**Information supplied**
— START —

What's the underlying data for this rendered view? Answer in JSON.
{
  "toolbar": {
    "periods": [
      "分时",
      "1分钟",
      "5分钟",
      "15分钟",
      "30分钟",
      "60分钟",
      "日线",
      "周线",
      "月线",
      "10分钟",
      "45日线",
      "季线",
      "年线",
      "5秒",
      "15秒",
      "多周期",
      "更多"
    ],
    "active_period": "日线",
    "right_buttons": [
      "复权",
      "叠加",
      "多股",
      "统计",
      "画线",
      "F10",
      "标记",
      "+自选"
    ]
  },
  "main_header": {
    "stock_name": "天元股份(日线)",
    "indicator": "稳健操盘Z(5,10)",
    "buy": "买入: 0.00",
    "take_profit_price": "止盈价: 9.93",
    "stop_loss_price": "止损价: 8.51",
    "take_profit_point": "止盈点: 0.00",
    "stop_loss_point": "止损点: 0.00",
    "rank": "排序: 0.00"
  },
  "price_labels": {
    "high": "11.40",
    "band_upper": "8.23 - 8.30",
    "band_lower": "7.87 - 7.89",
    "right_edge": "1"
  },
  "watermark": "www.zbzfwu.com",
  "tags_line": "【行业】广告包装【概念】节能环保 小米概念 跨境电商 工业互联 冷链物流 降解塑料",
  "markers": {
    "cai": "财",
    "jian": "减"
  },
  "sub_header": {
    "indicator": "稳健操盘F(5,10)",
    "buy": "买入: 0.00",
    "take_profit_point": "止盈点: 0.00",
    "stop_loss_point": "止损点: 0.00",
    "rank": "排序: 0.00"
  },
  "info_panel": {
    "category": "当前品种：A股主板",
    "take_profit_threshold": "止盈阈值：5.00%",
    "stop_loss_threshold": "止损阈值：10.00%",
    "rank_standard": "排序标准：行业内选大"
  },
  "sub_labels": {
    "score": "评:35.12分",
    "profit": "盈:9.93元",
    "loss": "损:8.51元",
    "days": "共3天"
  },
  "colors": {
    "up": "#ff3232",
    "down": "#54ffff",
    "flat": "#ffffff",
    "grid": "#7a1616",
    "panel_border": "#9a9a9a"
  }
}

— END —

**Required task**
Return each entry from above without altering a single character.

**Response to the exercise**
What's the underlying data for this rendered view? Answer in JSON.
{
  "toolbar": {
    "periods": [
      "分时",
      "1分钟",
      "5分钟",
      "15分钟",
      "30分钟",
      "60分钟",
      "日线",
      "周线",
      "月线",
      "10分钟",
      "45日线",
      "季线",
      "年线",
      "5秒",
      "15秒",
      "多周期",
      "更多"
    ],
    "active_period": "日线",
    "right_buttons": [
      "复权",
      "叠加",
      "多股",
      "统计",
      "画线",
      "F10",
      "标记",
      "+自选"
    ]
  },
  "main_header": {
    "stock_name": "天元股份(日线)",
    "indicator": "稳健操盘Z(5,10)",
    "buy": "买入: 0.00",
    "take_profit_price": "止盈价: 9.93",
    "stop_loss_price": "止损价: 8.51",
    "take_profit_point": "止盈点: 0.00",
    "stop_loss_point": "止损点: 0.00",
    "rank": "排序: 0.00"
  },
  "price_labels": {
    "high": "11.40",
    "band_upper": "8.23 - 8.30",
    "band_lower": "7.87 - 7.89",
    "right_edge": "1"
  },
  "watermark": "www.zbzfwu.com",
  "tags_line": "【行业】广告包装【概念】节能环保 小米概念 跨境电商 工业互联 冷链物流 降解塑料",
  "markers": {
    "cai": "财",
    "jian": "减"
  },
  "sub_header": {
    "indicator": "稳健操盘F(5,10)",
    "buy": "买入: 0.00",
    "take_profit_point": "止盈点: 0.00",
    "stop_loss_point": "止损点: 0.00",
    "rank": "排序: 0.00"
  },
  "info_panel": {
    "category": "当前品种：A股主板",
    "take_profit_threshold": "止盈阈值：5.00%",
    "stop_loss_threshold": "止损阈值：10.00%",
    "rank_standard": "排序标准：行业内选大"
  },
  "sub_labels": {
    "score": "评:35.12分",
    "profit": "盈:9.93元",
    "loss": "损:8.51元",
    "days": "共3天"
  },
  "colors": {
    "up": "#ff3232",
    "down": "#54ffff",
    "flat": "#ffffff",
    "grid": "#7a1616",
    "panel_border": "#9a9a9a"
  }
}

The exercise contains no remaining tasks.